JOB: Go through the data below. Pull out every line that has the word "JSON".

SUPPLIED MATERIAL:
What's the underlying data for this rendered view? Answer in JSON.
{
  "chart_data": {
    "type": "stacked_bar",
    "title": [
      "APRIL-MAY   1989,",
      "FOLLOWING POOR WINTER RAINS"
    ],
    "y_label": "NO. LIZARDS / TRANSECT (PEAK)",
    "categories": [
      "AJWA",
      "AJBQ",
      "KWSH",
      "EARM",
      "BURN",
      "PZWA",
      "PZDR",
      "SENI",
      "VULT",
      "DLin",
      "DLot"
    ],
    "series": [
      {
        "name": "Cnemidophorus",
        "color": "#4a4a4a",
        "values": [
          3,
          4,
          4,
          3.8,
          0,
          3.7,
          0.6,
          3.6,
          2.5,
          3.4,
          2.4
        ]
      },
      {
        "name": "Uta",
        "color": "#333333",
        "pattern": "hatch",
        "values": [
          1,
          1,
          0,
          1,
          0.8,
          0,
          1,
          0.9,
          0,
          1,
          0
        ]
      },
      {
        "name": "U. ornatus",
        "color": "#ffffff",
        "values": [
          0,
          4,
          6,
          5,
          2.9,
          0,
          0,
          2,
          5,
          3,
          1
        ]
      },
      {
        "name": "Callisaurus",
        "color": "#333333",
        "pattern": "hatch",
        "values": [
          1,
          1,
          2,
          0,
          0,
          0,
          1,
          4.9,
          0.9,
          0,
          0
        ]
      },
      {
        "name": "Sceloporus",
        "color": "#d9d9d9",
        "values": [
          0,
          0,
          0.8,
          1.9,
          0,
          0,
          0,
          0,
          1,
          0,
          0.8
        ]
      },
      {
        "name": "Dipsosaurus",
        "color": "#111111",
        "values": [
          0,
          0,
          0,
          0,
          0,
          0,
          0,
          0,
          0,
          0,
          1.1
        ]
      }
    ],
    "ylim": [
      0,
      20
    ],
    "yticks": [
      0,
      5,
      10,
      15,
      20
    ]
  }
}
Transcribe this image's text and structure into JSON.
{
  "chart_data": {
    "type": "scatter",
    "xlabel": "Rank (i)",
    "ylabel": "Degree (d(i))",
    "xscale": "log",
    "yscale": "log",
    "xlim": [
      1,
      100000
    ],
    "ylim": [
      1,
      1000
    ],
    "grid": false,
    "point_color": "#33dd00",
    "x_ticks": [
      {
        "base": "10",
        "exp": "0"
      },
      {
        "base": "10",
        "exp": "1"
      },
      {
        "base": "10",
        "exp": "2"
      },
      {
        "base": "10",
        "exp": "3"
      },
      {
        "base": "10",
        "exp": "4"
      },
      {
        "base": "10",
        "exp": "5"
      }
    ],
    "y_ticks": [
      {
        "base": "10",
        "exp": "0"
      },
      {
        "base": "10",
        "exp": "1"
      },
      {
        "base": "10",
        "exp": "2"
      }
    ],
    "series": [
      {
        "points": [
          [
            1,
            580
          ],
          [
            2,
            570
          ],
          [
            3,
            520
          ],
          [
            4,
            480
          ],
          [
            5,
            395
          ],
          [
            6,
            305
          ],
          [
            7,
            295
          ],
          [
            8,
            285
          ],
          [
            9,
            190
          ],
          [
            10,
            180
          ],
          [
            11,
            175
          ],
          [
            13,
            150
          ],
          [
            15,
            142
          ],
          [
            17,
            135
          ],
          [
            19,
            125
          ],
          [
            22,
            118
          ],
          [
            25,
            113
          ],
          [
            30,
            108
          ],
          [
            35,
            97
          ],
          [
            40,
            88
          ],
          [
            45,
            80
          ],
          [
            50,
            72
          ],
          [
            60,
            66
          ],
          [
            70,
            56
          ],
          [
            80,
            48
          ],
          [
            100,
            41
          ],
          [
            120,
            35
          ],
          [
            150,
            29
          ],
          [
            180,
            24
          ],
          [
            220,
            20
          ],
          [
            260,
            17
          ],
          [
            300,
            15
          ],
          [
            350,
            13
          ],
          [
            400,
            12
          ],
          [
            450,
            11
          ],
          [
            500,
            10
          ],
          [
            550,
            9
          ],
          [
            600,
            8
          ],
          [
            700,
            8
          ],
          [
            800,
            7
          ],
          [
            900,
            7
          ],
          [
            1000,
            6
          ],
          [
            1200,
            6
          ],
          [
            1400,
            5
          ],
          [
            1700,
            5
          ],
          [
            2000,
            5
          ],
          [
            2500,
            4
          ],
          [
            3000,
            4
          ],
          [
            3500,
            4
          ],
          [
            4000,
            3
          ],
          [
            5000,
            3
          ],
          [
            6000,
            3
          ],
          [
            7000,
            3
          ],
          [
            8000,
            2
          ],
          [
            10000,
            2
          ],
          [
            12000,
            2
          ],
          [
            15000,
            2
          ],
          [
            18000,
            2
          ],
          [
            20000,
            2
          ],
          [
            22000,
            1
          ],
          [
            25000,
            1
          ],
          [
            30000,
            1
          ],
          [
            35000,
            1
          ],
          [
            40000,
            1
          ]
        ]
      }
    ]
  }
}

ANSWER TO THE PROBLEM:
What's the underlying data for this rendered view? Answer in JSON.
Transcribe this image's text and structure into JSON.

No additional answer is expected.